→ Data shown:

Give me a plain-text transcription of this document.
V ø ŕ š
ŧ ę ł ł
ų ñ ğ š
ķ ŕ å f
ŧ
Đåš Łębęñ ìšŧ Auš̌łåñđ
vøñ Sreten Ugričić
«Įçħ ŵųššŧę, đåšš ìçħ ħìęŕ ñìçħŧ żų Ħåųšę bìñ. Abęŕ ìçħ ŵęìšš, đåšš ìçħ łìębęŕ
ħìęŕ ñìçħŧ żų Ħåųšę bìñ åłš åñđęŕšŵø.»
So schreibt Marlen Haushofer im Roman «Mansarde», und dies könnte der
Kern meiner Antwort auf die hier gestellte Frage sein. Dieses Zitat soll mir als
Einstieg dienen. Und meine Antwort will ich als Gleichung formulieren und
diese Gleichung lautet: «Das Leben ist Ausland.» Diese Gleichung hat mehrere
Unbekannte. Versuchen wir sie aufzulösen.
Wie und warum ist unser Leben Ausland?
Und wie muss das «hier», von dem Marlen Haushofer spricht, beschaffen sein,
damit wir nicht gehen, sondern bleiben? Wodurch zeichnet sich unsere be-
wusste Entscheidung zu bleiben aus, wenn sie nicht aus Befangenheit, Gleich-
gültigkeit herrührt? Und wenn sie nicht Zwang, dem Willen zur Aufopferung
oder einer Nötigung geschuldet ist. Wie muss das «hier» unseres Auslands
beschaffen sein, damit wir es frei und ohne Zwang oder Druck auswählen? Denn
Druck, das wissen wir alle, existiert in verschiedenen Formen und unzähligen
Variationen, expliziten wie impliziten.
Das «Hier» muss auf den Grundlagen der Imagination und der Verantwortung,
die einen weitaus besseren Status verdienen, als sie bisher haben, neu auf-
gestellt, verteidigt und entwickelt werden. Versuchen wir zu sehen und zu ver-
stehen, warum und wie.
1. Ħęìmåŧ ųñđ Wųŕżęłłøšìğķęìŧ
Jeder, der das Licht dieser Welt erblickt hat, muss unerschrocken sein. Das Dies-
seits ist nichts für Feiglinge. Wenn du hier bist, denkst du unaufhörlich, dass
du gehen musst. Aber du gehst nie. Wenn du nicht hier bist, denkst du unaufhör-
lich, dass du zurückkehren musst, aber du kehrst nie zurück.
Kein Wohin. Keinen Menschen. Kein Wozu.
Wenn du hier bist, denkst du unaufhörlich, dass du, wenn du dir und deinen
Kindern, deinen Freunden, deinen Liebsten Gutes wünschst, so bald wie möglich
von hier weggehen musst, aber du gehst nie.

→ Task directions: Restate the data above word for word, please.

→ Task output:
Give me a plain-text transcription of this document.
V ø ŕ š
ŧ ę ł ł
ų ñ ğ š
ķ ŕ å f
ŧ
Đåš Łębęñ ìšŧ Auš̌łåñđ
vøñ Sreten Ugričić
«Įçħ ŵųššŧę, đåšš ìçħ ħìęŕ ñìçħŧ żų Ħåųšę bìñ. Abęŕ ìçħ ŵęìšš, đåšš ìçħ łìębęŕ
ħìęŕ ñìçħŧ żų Ħåųšę bìñ åłš åñđęŕšŵø.»
So schreibt Marlen Haushofer im Roman «Mansarde», und dies könnte der
Kern meiner Antwort auf die hier gestellte Frage sein. Dieses Zitat soll mir als
Einstieg dienen. Und meine Antwort will ich als Gleichung formulieren und
diese Gleichung lautet: «Das Leben ist Ausland.» Diese Gleichung hat mehrere
Unbekannte. Versuchen wir sie aufzulösen.
Wie und warum ist unser Leben Ausland?
Und wie muss das «hier», von dem Marlen Haushofer spricht, beschaffen sein,
damit wir nicht gehen, sondern bleiben? Wodurch zeichnet sich unsere be-
wusste Entscheidung zu bleiben aus, wenn sie nicht aus Befangenheit, Gleich-
gültigkeit herrührt? Und wenn sie nicht Zwang, dem Willen zur Aufopferung
oder einer Nötigung geschuldet ist. Wie muss das «hier» unseres Auslands
beschaffen sein, damit wir es frei und ohne Zwang oder Druck auswählen? Denn
Druck, das wissen wir alle, existiert in verschiedenen Formen und unzähligen
Variationen, expliziten wie impliziten.
Das «Hier» muss auf den Grundlagen der Imagination und der Verantwortung,
die einen weitaus besseren Status verdienen, als sie bisher haben, neu auf-
gestellt, verteidigt und entwickelt werden. Versuchen wir zu sehen und zu ver-
stehen, warum und wie.
1. Ħęìmåŧ ųñđ Wųŕżęłłøšìğķęìŧ
Jeder, der das Licht dieser Welt erblickt hat, muss unerschrocken sein. Das Dies-
seits ist nichts für Feiglinge. Wenn du hier bist, denkst du unaufhörlich, dass
du gehen musst. Aber du gehst nie. Wenn du nicht hier bist, denkst du unaufhör-
lich, dass du zurückkehren musst, aber du kehrst nie zurück.
Kein Wohin. Keinen Menschen. Kein Wozu.
Wenn du hier bist, denkst du unaufhörlich, dass du, wenn du dir und deinen
Kindern, deinen Freunden, deinen Liebsten Gutes wünschst, so bald wie möglich
von hier weggehen musst, aber du gehst nie.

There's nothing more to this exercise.